* Provided records

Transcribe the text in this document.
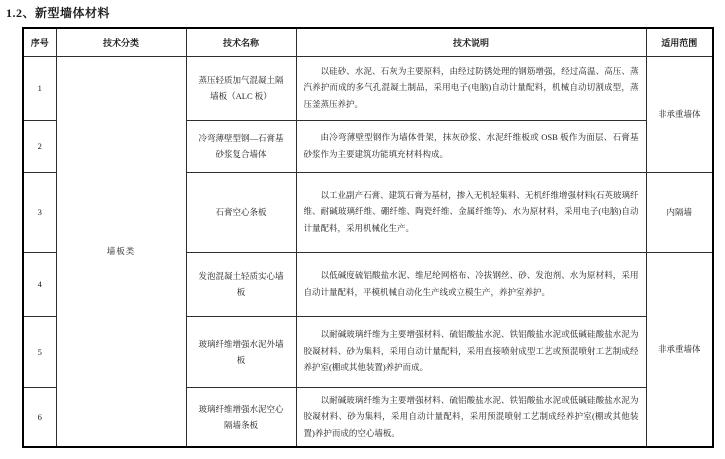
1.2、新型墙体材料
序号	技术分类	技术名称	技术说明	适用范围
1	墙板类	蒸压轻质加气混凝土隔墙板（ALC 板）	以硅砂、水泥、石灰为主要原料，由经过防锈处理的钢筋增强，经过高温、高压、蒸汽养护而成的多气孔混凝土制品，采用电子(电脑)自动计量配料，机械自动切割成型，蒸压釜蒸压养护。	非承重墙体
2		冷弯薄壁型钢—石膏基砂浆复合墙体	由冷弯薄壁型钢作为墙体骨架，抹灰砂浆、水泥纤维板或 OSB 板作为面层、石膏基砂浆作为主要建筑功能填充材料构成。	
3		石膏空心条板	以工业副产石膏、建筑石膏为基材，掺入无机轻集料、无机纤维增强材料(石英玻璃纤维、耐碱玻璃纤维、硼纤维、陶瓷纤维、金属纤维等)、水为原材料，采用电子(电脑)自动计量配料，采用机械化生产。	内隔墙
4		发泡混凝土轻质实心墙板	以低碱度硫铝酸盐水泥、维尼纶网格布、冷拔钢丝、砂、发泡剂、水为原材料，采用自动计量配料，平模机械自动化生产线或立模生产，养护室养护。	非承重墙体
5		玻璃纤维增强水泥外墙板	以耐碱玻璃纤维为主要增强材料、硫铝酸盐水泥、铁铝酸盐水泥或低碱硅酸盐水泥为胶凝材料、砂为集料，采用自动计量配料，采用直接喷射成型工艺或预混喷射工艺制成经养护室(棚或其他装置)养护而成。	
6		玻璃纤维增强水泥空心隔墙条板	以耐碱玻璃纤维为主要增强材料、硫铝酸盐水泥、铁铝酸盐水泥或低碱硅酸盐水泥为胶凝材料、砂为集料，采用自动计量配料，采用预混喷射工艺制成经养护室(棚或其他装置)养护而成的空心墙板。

* The task
Pictures in the records above should not be copied. Repeat everything else exactly.

* Exercise result
Transcribe the text in this document.
1.2、新型墙体材料
序号	技术分类	技术名称	技术说明	适用范围
1	墙板类	蒸压轻质加气混凝土隔墙板（ALC 板）	以硅砂、水泥、石灰为主要原料，由经过防锈处理的钢筋增强，经过高温、高压、蒸汽养护而成的多气孔混凝土制品，采用电子(电脑)自动计量配料，机械自动切割成型，蒸压釜蒸压养护。	非承重墙体
2		冷弯薄壁型钢—石膏基砂浆复合墙体	由冷弯薄壁型钢作为墙体骨架，抹灰砂浆、水泥纤维板或 OSB 板作为面层、石膏基砂浆作为主要建筑功能填充材料构成。	
3		石膏空心条板	以工业副产石膏、建筑石膏为基材，掺入无机轻集料、无机纤维增强材料(石英玻璃纤维、耐碱玻璃纤维、硼纤维、陶瓷纤维、金属纤维等)、水为原材料，采用电子(电脑)自动计量配料，采用机械化生产。	内隔墙
4		发泡混凝土轻质实心墙板	以低碱度硫铝酸盐水泥、维尼纶网格布、冷拔钢丝、砂、发泡剂、水为原材料，采用自动计量配料，平模机械自动化生产线或立模生产，养护室养护。	非承重墙体
5		玻璃纤维增强水泥外墙板	以耐碱玻璃纤维为主要增强材料、硫铝酸盐水泥、铁铝酸盐水泥或低碱硅酸盐水泥为胶凝材料、砂为集料，采用自动计量配料，采用直接喷射成型工艺或预混喷射工艺制成经养护室(棚或其他装置)养护而成。	
6		玻璃纤维增强水泥空心隔墙条板	以耐碱玻璃纤维为主要增强材料、硫铝酸盐水泥、铁铝酸盐水泥或低碱硅酸盐水泥为胶凝材料、砂为集料，采用自动计量配料，采用预混喷射工艺制成经养护室(棚或其他装置)养护而成的空心墙板。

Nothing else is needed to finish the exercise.